[Short exercise]
Answer these questions about the mixed-models help text:
1. What is the address of the mailing list?
2. Where does the rendered (HTML) version of the document live?
3. Which reference is called the canonical reference for generalized linear models?

-- START OF Document extract --

There are some false positives here (e.g. palmerpenguins); see here if you’re interested in “regex golf”.

## Other sources of help

• the mailing list is r-sig-mixed-models@r-project.org
• archives here
• or Google search with the tag site:https://stat.ethz.ch/pipermail/r-sig-mixed-models/
• The source code of this document is available on GitHub; the rendered (HTML) version lives on GitHub pages.
• Searching on StackOverflow with the [r] [mixed-models] tags, or on CrossValidated with the [mixed-model] tag may be helpful (these sites also have an [lme4] tag).

DISCLAIMERS:

• (G)LMMs are hard - harder than you may think based on what you may have learned in your second statistics class, which probably focused on picking the appropriate sums of squares terms and degrees of freedom for the numerator and denominator of an $$F$$ test. ‘Modern’ mixed model approaches, although more powerful (they can handle more complex designs, lack of balance, crossed random factors, some kinds of non-Normally distributed responses, etc.), also require a new set of conceptual tools. In order to use these tools you should have at least a general acquaintance with classical mixed-model experimental designs but you should also, probably, read something about modern mixed model approaches. Littell et al. (2006) and Pinheiro and Bates (2000) are two places to start, although Pinheiro and Bates is probably more useful if you want to use R. Other useful references include Gelman and Hill (2006) (focused on Bayesian methods) and Zuur et al. (2009b). If you are going to use generalized linear mixed models, you should understand generalized linear models (Dobson and Barnett (2008), Faraway (2006), and McCullagh and Nelder (1989) are standard references; the last is the canonical reference, but also the most challenging).

-- END OF Document extract --
-- START OF Material provided --

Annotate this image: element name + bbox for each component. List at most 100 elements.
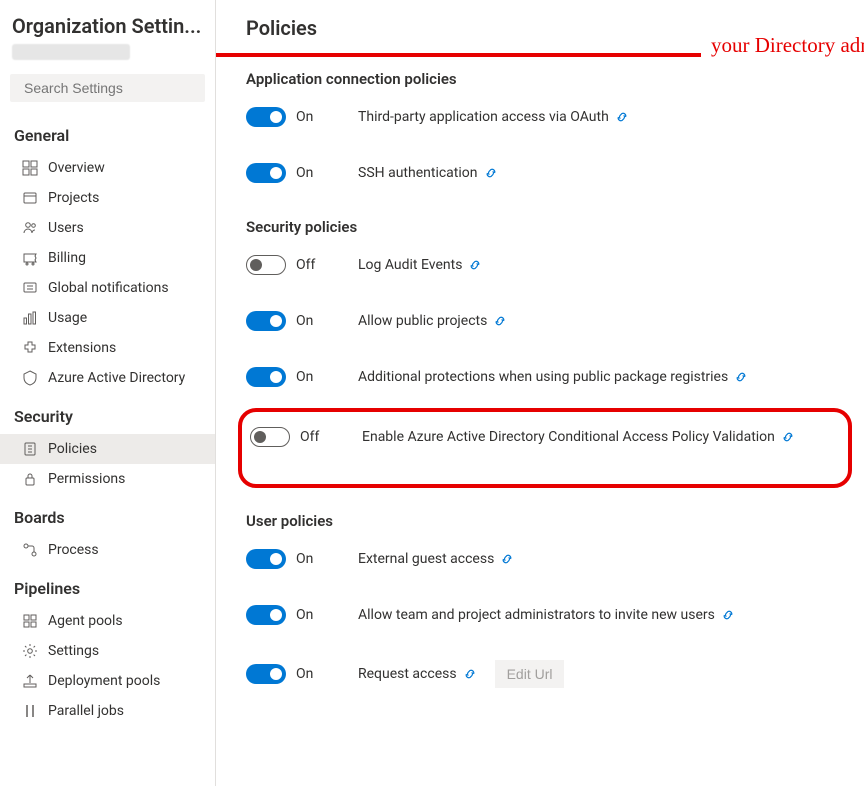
sidebar-item-agent-pools[interactable]: Agent pools	[0, 606, 215, 636]
sidebar-item-label: Deployment pools	[48, 673, 160, 689]
toggle[interactable]	[246, 367, 286, 387]
sidebar-item-label: Users	[48, 220, 84, 236]
billing-icon	[22, 250, 38, 266]
toggle-state-label: On	[296, 369, 313, 385]
sidebar-item-azure-active-directory[interactable]: Azure Active Directory	[0, 363, 215, 393]
sidebar-item-deployment-pools[interactable]: Deployment pools	[0, 666, 215, 696]
toggle-state-label: On	[296, 109, 313, 125]
nav-section-label: Pipelines	[0, 565, 215, 606]
policy-group-title: Security policies	[246, 218, 844, 236]
sidebar: Organization Settin... GeneralOverviewPr…	[0, 0, 216, 786]
sidebar-item-global-notifications[interactable]: Global notifications	[0, 273, 215, 303]
agentpools-icon	[22, 613, 38, 629]
sidebar-item-usage[interactable]: Usage	[0, 303, 215, 333]
projects-icon	[22, 190, 38, 206]
sidebar-item-extensions[interactable]: Extensions	[0, 333, 215, 363]
toggle[interactable]	[246, 311, 286, 331]
policy-row: On External guest access	[246, 548, 844, 570]
main: Policies your Directory administrator Ap…	[216, 0, 864, 786]
toggle-state-label: Off	[300, 429, 319, 445]
toggle-state-label: On	[296, 607, 313, 623]
sidebar-item-label: Permissions	[48, 471, 125, 487]
policy-description: Allow public projects	[358, 313, 507, 329]
policy-description: Enable Azure Active Directory Conditiona…	[362, 429, 795, 445]
toggle[interactable]	[246, 605, 286, 625]
policy-group-title: User policies	[246, 512, 844, 530]
sidebar-item-label: Projects	[48, 190, 99, 206]
policy-row: On Third-party application access via OAu…	[246, 106, 844, 128]
policy-row: Off Enable Azure Active Directory Conditi…	[250, 426, 840, 448]
overview-icon	[22, 160, 38, 176]
highlight-box: Off Enable Azure Active Directory Conditi…	[238, 408, 852, 488]
policy-description: SSH authentication	[358, 165, 498, 181]
policy-description: External guest access	[358, 551, 514, 567]
info-link-icon[interactable]	[484, 166, 498, 180]
info-link-icon[interactable]	[734, 370, 748, 384]
sidebar-item-billing[interactable]: Billing	[0, 243, 215, 273]
sidebar-item-permissions[interactable]: Permissions	[0, 464, 215, 494]
sidebar-item-label: Process	[48, 542, 99, 558]
users-icon	[22, 220, 38, 236]
sidebar-item-users[interactable]: Users	[0, 213, 215, 243]
notifications-icon	[22, 280, 38, 296]
org-name-blurred	[12, 44, 130, 60]
sidebar-item-label: Policies	[48, 441, 97, 457]
policy-row: On Allow team and project administrators …	[246, 604, 844, 626]
policy-description: Allow team and project administrators to…	[358, 607, 735, 623]
info-link-icon[interactable]	[463, 667, 477, 681]
nav-section-label: Security	[0, 393, 215, 434]
policy-row: On Request accessEdit Url	[246, 660, 844, 688]
sidebar-item-process[interactable]: Process	[0, 535, 215, 565]
deployment-icon	[22, 673, 38, 689]
sidebar-item-overview[interactable]: Overview	[0, 153, 215, 183]
info-link-icon[interactable]	[468, 258, 482, 272]
toggle[interactable]	[246, 107, 286, 127]
policy-description: Third-party application access via OAuth	[358, 109, 629, 125]
sidebar-item-projects[interactable]: Projects	[0, 183, 215, 213]
edit-url-button[interactable]: Edit Url	[495, 660, 565, 688]
parallel-icon	[22, 703, 38, 719]
search-settings[interactable]	[10, 74, 205, 102]
process-icon	[22, 542, 38, 558]
sidebar-item-label: Agent pools	[48, 613, 123, 629]
sidebar-item-label: Azure Active Directory	[48, 370, 185, 386]
toggle[interactable]	[246, 163, 286, 183]
sidebar-item-settings[interactable]: Settings	[0, 636, 215, 666]
aad-icon	[22, 370, 38, 386]
policies-icon	[22, 441, 38, 457]
toggle[interactable]	[250, 427, 290, 447]
sidebar-item-parallel-jobs[interactable]: Parallel jobs	[0, 696, 215, 726]
nav-section-label: General	[0, 112, 215, 153]
sidebar-item-label: Settings	[48, 643, 99, 659]
policy-row: OffLog Audit Events	[246, 254, 844, 276]
sidebar-item-label: Global notifications	[48, 280, 169, 296]
sidebar-item-label: Parallel jobs	[48, 703, 124, 719]
sidebar-item-policies[interactable]: Policies	[0, 434, 215, 464]
info-link-icon[interactable]	[500, 552, 514, 566]
permissions-icon	[22, 471, 38, 487]
search-input[interactable]	[24, 80, 205, 96]
toggle-state-label: On	[296, 313, 313, 329]
policy-row: On SSH authentication	[246, 162, 844, 184]
toggle[interactable]	[246, 255, 286, 275]
toggle-state-label: On	[296, 551, 313, 567]
info-link-icon[interactable]	[493, 314, 507, 328]
toggle-state-label: On	[296, 666, 313, 682]
info-link-icon[interactable]	[781, 430, 795, 444]
toggle-state-label: Off	[296, 257, 315, 273]
sidebar-item-label: Billing	[48, 250, 86, 266]
policy-row: On Allow public projects	[246, 310, 844, 332]
policy-row: On Additional protections when using publ…	[246, 366, 844, 388]
sidebar-item-label: Usage	[48, 310, 87, 326]
toggle[interactable]	[246, 664, 286, 684]
info-link-icon[interactable]	[721, 608, 735, 622]
nav: GeneralOverview Projects Users Billing Globa…	[0, 112, 215, 786]
toggle[interactable]	[246, 549, 286, 569]
sidebar-item-label: Extensions	[48, 340, 116, 356]
policy-description: Additional protections when using public…	[358, 369, 748, 385]
toggle-state-label: On	[296, 165, 313, 181]
info-link-icon[interactable]	[615, 110, 629, 124]
nav-section-label: Boards	[0, 494, 215, 535]
extensions-icon	[22, 340, 38, 356]
policy-description: Request accessEdit Url	[358, 660, 564, 688]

-- END OF Material provided --

[Correct output]
1. r-sig-mixed-models@r-project.org
2. On GitHub pages.
3. McCullagh and Nelder (1989).